• _Exercise task_
Without including any pictures, write out all the entries exactly.

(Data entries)
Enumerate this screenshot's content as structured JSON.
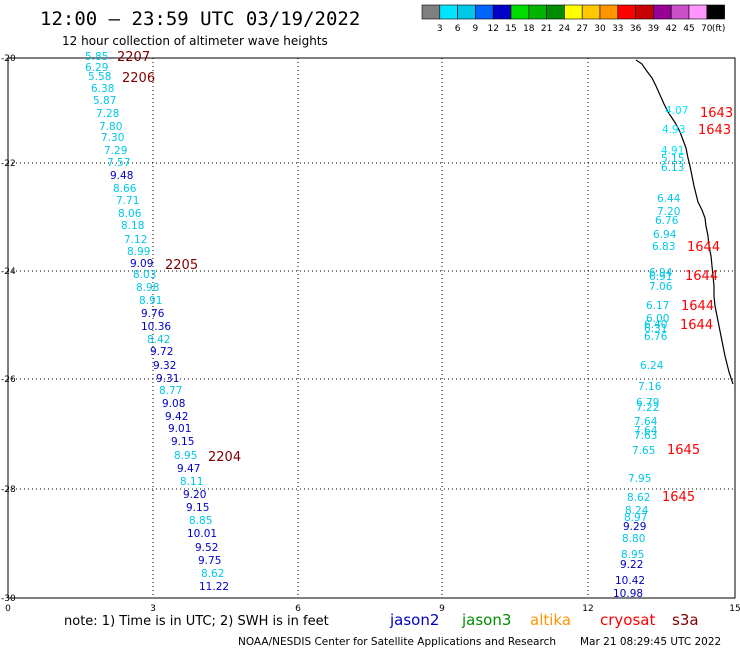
{
  "header": {
    "title": "12:00 – 23:59 UTC 03/19/2022",
    "subtitle": "12 hour collection of altimeter wave heights"
  },
  "legend": {
    "colors": [
      "#808080",
      "#00e5ff",
      "#00c8e6",
      "#0064ff",
      "#0000c8",
      "#00dc00",
      "#00b400",
      "#008c00",
      "#ffff00",
      "#ffc800",
      "#ff9600",
      "#ff0000",
      "#c80000",
      "#960096",
      "#c850c8",
      "#ff96ff",
      "#000000"
    ],
    "labels": [
      "3",
      "6",
      "9",
      "12",
      "15",
      "18",
      "21",
      "24",
      "27",
      "30",
      "33",
      "36",
      "39",
      "42",
      "45",
      "70",
      "(ft)"
    ]
  },
  "axes": {
    "x_ticks": [
      "0",
      "3",
      "6",
      "9",
      "12",
      "15"
    ],
    "y_ticks": [
      "-20",
      "-22",
      "-24",
      "-26",
      "-28",
      "-30"
    ]
  },
  "tracks": [
    {
      "name": "west",
      "points": [
        {
          "v": "5.85",
          "c": "#00c8e6"
        },
        {
          "v": "6.29",
          "c": "#00c8e6"
        },
        {
          "v": "5.58",
          "c": "#00c8e6"
        },
        {
          "v": "6.38",
          "c": "#00c8e6"
        },
        {
          "v": "5.87",
          "c": "#00c8e6"
        },
        {
          "v": "7.28",
          "c": "#00c8e6"
        },
        {
          "v": "7.80",
          "c": "#00c8e6"
        },
        {
          "v": "7.30",
          "c": "#00c8e6"
        },
        {
          "v": "7.29",
          "c": "#00c8e6"
        },
        {
          "v": "7.57",
          "c": "#00c8e6"
        },
        {
          "v": "9.48",
          "c": "#0000c8"
        },
        {
          "v": "8.66",
          "c": "#00c8e6"
        },
        {
          "v": "7.71",
          "c": "#00c8e6"
        },
        {
          "v": "8.06",
          "c": "#00c8e6"
        },
        {
          "v": "8.18",
          "c": "#00c8e6"
        },
        {
          "v": "7.12",
          "c": "#00c8e6"
        },
        {
          "v": "8.99",
          "c": "#00c8e6"
        },
        {
          "v": "9.09",
          "c": "#0000c8"
        },
        {
          "v": "8.03",
          "c": "#00c8e6"
        },
        {
          "v": "8.98",
          "c": "#00c8e6"
        },
        {
          "v": "8.91",
          "c": "#00c8e6"
        },
        {
          "v": "9.76",
          "c": "#0000c8"
        },
        {
          "v": "10.36",
          "c": "#0000c8"
        },
        {
          "v": "8.42",
          "c": "#00c8e6"
        },
        {
          "v": "9.72",
          "c": "#0000c8"
        },
        {
          "v": "9.32",
          "c": "#0000c8"
        },
        {
          "v": "9.31",
          "c": "#0000c8"
        },
        {
          "v": "8.77",
          "c": "#00c8e6"
        },
        {
          "v": "9.08",
          "c": "#0000c8"
        },
        {
          "v": "9.42",
          "c": "#0000c8"
        },
        {
          "v": "9.01",
          "c": "#0000c8"
        },
        {
          "v": "9.15",
          "c": "#0000c8"
        },
        {
          "v": "8.95",
          "c": "#00c8e6"
        },
        {
          "v": "9.47",
          "c": "#0000c8"
        },
        {
          "v": "8.11",
          "c": "#00c8e6"
        },
        {
          "v": "9.20",
          "c": "#0000c8"
        },
        {
          "v": "9.15",
          "c": "#0000c8"
        },
        {
          "v": "8.85",
          "c": "#00c8e6"
        },
        {
          "v": "10.01",
          "c": "#0000c8"
        },
        {
          "v": "9.52",
          "c": "#0000c8"
        },
        {
          "v": "9.75",
          "c": "#0000c8"
        },
        {
          "v": "8.62",
          "c": "#00c8e6"
        },
        {
          "v": "11.22",
          "c": "#0000c8"
        }
      ]
    },
    {
      "name": "east-north",
      "points": [
        {
          "v": "4.07",
          "c": "#00e5ff"
        },
        {
          "v": "4.93",
          "c": "#00e5ff"
        },
        {
          "v": "4.91",
          "c": "#00e5ff"
        },
        {
          "v": "5.15",
          "c": "#00c8e6"
        },
        {
          "v": "6.13",
          "c": "#00c8e6"
        }
      ]
    },
    {
      "name": "east-mid",
      "points": [
        {
          "v": "6.44",
          "c": "#00c8e6"
        },
        {
          "v": "7.20",
          "c": "#00c8e6"
        },
        {
          "v": "6.76",
          "c": "#00c8e6"
        },
        {
          "v": "6.94",
          "c": "#00c8e6"
        },
        {
          "v": "6.83",
          "c": "#00c8e6"
        },
        {
          "v": "6.94",
          "c": "#00c8e6"
        },
        {
          "v": "6.91",
          "c": "#00c8e6"
        },
        {
          "v": "7.06",
          "c": "#00c8e6"
        },
        {
          "v": "6.17",
          "c": "#00c8e6"
        },
        {
          "v": "6.00",
          "c": "#00c8e6"
        },
        {
          "v": "6.40",
          "c": "#00c8e6"
        },
        {
          "v": "6.31",
          "c": "#00c8e6"
        },
        {
          "v": "6.76",
          "c": "#00c8e6"
        }
      ]
    },
    {
      "name": "east-south",
      "points": [
        {
          "v": "6.24",
          "c": "#00c8e6"
        },
        {
          "v": "7.16",
          "c": "#00c8e6"
        },
        {
          "v": "6.79",
          "c": "#00c8e6"
        },
        {
          "v": "7.22",
          "c": "#00c8e6"
        },
        {
          "v": "7.64",
          "c": "#00c8e6"
        },
        {
          "v": "7.64",
          "c": "#00c8e6"
        },
        {
          "v": "7.63",
          "c": "#00c8e6"
        },
        {
          "v": "7.65",
          "c": "#00c8e6"
        },
        {
          "v": "7.95",
          "c": "#00c8e6"
        },
        {
          "v": "8.62",
          "c": "#00c8e6"
        },
        {
          "v": "8.24",
          "c": "#00c8e6"
        },
        {
          "v": "8.97",
          "c": "#00c8e6"
        },
        {
          "v": "9.29",
          "c": "#0000c8"
        },
        {
          "v": "8.80",
          "c": "#00c8e6"
        },
        {
          "v": "8.95",
          "c": "#00c8e6"
        },
        {
          "v": "9.22",
          "c": "#0000c8"
        },
        {
          "v": "10.42",
          "c": "#0000c8"
        },
        {
          "v": "10.98",
          "c": "#0000c8"
        }
      ]
    }
  ],
  "time_labels": [
    {
      "t": "2207",
      "c": "#800000"
    },
    {
      "t": "2206",
      "c": "#800000"
    },
    {
      "t": "2205",
      "c": "#800000"
    },
    {
      "t": "2204",
      "c": "#800000"
    },
    {
      "t": "1643",
      "c": "#ff0000"
    },
    {
      "t": "1643",
      "c": "#ff0000"
    },
    {
      "t": "1644",
      "c": "#ff0000"
    },
    {
      "t": "1644",
      "c": "#ff0000"
    },
    {
      "t": "1644",
      "c": "#ff0000"
    },
    {
      "t": "1644",
      "c": "#ff0000"
    },
    {
      "t": "1645",
      "c": "#ff0000"
    },
    {
      "t": "1645",
      "c": "#ff0000"
    }
  ],
  "footer": {
    "note": "note:  1) Time is in UTC;  2) SWH is in feet",
    "satellites": [
      {
        "name": "jason2",
        "c": "#0000c8"
      },
      {
        "name": "jason3",
        "c": "#008c00"
      },
      {
        "name": "altika",
        "c": "#ff9600"
      },
      {
        "name": "cryosat",
        "c": "#ff0000"
      },
      {
        "name": "s3a",
        "c": "#800000"
      }
    ],
    "credit": "NOAA/NESDIS Center for Satellite Applications and Research",
    "timestamp": "Mar 21 08:29:45 UTC 2022"
  }
}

• _Exercise result_
Enumerate this screenshot's content as structured JSON.
{
  "header": {
    "title": "12:00 – 23:59 UTC 03/19/2022",
    "subtitle": "12 hour collection of altimeter wave heights"
  },
  "legend": {
    "colors": [
      "#808080",
      "#00e5ff",
      "#00c8e6",
      "#0064ff",
      "#0000c8",
      "#00dc00",
      "#00b400",
      "#008c00",
      "#ffff00",
      "#ffc800",
      "#ff9600",
      "#ff0000",
      "#c80000",
      "#960096",
      "#c850c8",
      "#ff96ff",
      "#000000"
    ],
    "labels": [
      "3",
      "6",
      "9",
      "12",
      "15",
      "18",
      "21",
      "24",
      "27",
      "30",
      "33",
      "36",
      "39",
      "42",
      "45",
      "70",
      "(ft)"
    ]
  },
  "axes": {
    "x_ticks": [
      "0",
      "3",
      "6",
      "9",
      "12",
      "15"
    ],
    "y_ticks": [
      "-20",
      "-22",
      "-24",
      "-26",
      "-28",
      "-30"
    ]
  },
  "tracks": [
    {
      "name": "west",
      "points": [
        {
          "v": "5.85",
          "c": "#00c8e6"
        },
        {
          "v": "6.29",
          "c": "#00c8e6"
        },
        {
          "v": "5.58",
          "c": "#00c8e6"
        },
        {
          "v": "6.38",
          "c": "#00c8e6"
        },
        {
          "v": "5.87",
          "c": "#00c8e6"
        },
        {
          "v": "7.28",
          "c": "#00c8e6"
        },
        {
          "v": "7.80",
          "c": "#00c8e6"
        },
        {
          "v": "7.30",
          "c": "#00c8e6"
        },
        {
          "v": "7.29",
          "c": "#00c8e6"
        },
        {
          "v": "7.57",
          "c": "#00c8e6"
        },
        {
          "v": "9.48",
          "c": "#0000c8"
        },
        {
          "v": "8.66",
          "c": "#00c8e6"
        },
        {
          "v": "7.71",
          "c": "#00c8e6"
        },
        {
          "v": "8.06",
          "c": "#00c8e6"
        },
        {
          "v": "8.18",
          "c": "#00c8e6"
        },
        {
          "v": "7.12",
          "c": "#00c8e6"
        },
        {
          "v": "8.99",
          "c": "#00c8e6"
        },
        {
          "v": "9.09",
          "c": "#0000c8"
        },
        {
          "v": "8.03",
          "c": "#00c8e6"
        },
        {
          "v": "8.98",
          "c": "#00c8e6"
        },
        {
          "v": "8.91",
          "c": "#00c8e6"
        },
        {
          "v": "9.76",
          "c": "#0000c8"
        },
        {
          "v": "10.36",
          "c": "#0000c8"
        },
        {
          "v": "8.42",
          "c": "#00c8e6"
        },
        {
          "v": "9.72",
          "c": "#0000c8"
        },
        {
          "v": "9.32",
          "c": "#0000c8"
        },
        {
          "v": "9.31",
          "c": "#0000c8"
        },
        {
          "v": "8.77",
          "c": "#00c8e6"
        },
        {
          "v": "9.08",
          "c": "#0000c8"
        },
        {
          "v": "9.42",
          "c": "#0000c8"
        },
        {
          "v": "9.01",
          "c": "#0000c8"
        },
        {
          "v": "9.15",
          "c": "#0000c8"
        },
        {
          "v": "8.95",
          "c": "#00c8e6"
        },
        {
          "v": "9.47",
          "c": "#0000c8"
        },
        {
          "v": "8.11",
          "c": "#00c8e6"
        },
        {
          "v": "9.20",
          "c": "#0000c8"
        },
        {
          "v": "9.15",
          "c": "#0000c8"
        },
        {
          "v": "8.85",
          "c": "#00c8e6"
        },
        {
          "v": "10.01",
          "c": "#0000c8"
        },
        {
          "v": "9.52",
          "c": "#0000c8"
        },
        {
          "v": "9.75",
          "c": "#0000c8"
        },
        {
          "v": "8.62",
          "c": "#00c8e6"
        },
        {
          "v": "11.22",
          "c": "#0000c8"
        }
      ]
    },
    {
      "name": "east-north",
      "points": [
        {
          "v": "4.07",
          "c": "#00e5ff"
        },
        {
          "v": "4.93",
          "c": "#00e5ff"
        },
        {
          "v": "4.91",
          "c": "#00e5ff"
        },
        {
          "v": "5.15",
          "c": "#00c8e6"
        },
        {
          "v": "6.13",
          "c": "#00c8e6"
        }
      ]
    },
    {
      "name": "east-mid",
      "points": [
        {
          "v": "6.44",
          "c": "#00c8e6"
        },
        {
          "v": "7.20",
          "c": "#00c8e6"
        },
        {
          "v": "6.76",
          "c": "#00c8e6"
        },
        {
          "v": "6.94",
          "c": "#00c8e6"
        },
        {
          "v": "6.83",
          "c": "#00c8e6"
        },
        {
          "v": "6.94",
          "c": "#00c8e6"
        },
        {
          "v": "6.91",
          "c": "#00c8e6"
        },
        {
          "v": "7.06",
          "c": "#00c8e6"
        },
        {
          "v": "6.17",
          "c": "#00c8e6"
        },
        {
          "v": "6.00",
          "c": "#00c8e6"
        },
        {
          "v": "6.40",
          "c": "#00c8e6"
        },
        {
          "v": "6.31",
          "c": "#00c8e6"
        },
        {
          "v": "6.76",
          "c": "#00c8e6"
        }
      ]
    },
    {
      "name": "east-south",
      "points": [
        {
          "v": "6.24",
          "c": "#00c8e6"
        },
        {
          "v": "7.16",
          "c": "#00c8e6"
        },
        {
          "v": "6.79",
          "c": "#00c8e6"
        },
        {
          "v": "7.22",
          "c": "#00c8e6"
        },
        {
          "v": "7.64",
          "c": "#00c8e6"
        },
        {
          "v": "7.64",
          "c": "#00c8e6"
        },
        {
          "v": "7.63",
          "c": "#00c8e6"
        },
        {
          "v": "7.65",
          "c": "#00c8e6"
        },
        {
          "v": "7.95",
          "c": "#00c8e6"
        },
        {
          "v": "8.62",
          "c": "#00c8e6"
        },
        {
          "v": "8.24",
          "c": "#00c8e6"
        },
        {
          "v": "8.97",
          "c": "#00c8e6"
        },
        {
          "v": "9.29",
          "c": "#0000c8"
        },
        {
          "v": "8.80",
          "c": "#00c8e6"
        },
        {
          "v": "8.95",
          "c": "#00c8e6"
        },
        {
          "v": "9.22",
          "c": "#0000c8"
        },
        {
          "v": "10.42",
          "c": "#0000c8"
        },
        {
          "v": "10.98",
          "c": "#0000c8"
        }
      ]
    }
  ],
  "time_labels": [
    {
      "t": "2207",
      "c": "#800000"
    },
    {
      "t": "2206",
      "c": "#800000"
    },
    {
      "t": "2205",
      "c": "#800000"
    },
    {
      "t": "2204",
      "c": "#800000"
    },
    {
      "t": "1643",
      "c": "#ff0000"
    },
    {
      "t": "1643",
      "c": "#ff0000"
    },
    {
      "t": "1644",
      "c": "#ff0000"
    },
    {
      "t": "1644",
      "c": "#ff0000"
    },
    {
      "t": "1644",
      "c": "#ff0000"
    },
    {
      "t": "1644",
      "c": "#ff0000"
    },
    {
      "t": "1645",
      "c": "#ff0000"
    },
    {
      "t": "1645",
      "c": "#ff0000"
    }
  ],
  "footer": {
    "note": "note:  1) Time is in UTC;  2) SWH is in feet",
    "satellites": [
      {
        "name": "jason2",
        "c": "#0000c8"
      },
      {
        "name": "jason3",
        "c": "#008c00"
      },
      {
        "name": "altika",
        "c": "#ff9600"
      },
      {
        "name": "cryosat",
        "c": "#ff0000"
      },
      {
        "name": "s3a",
        "c": "#800000"
      }
    ],
    "credit": "NOAA/NESDIS Center for Satellite Applications and Research",
    "timestamp": "Mar 21 08:29:45 UTC 2022"
  }
}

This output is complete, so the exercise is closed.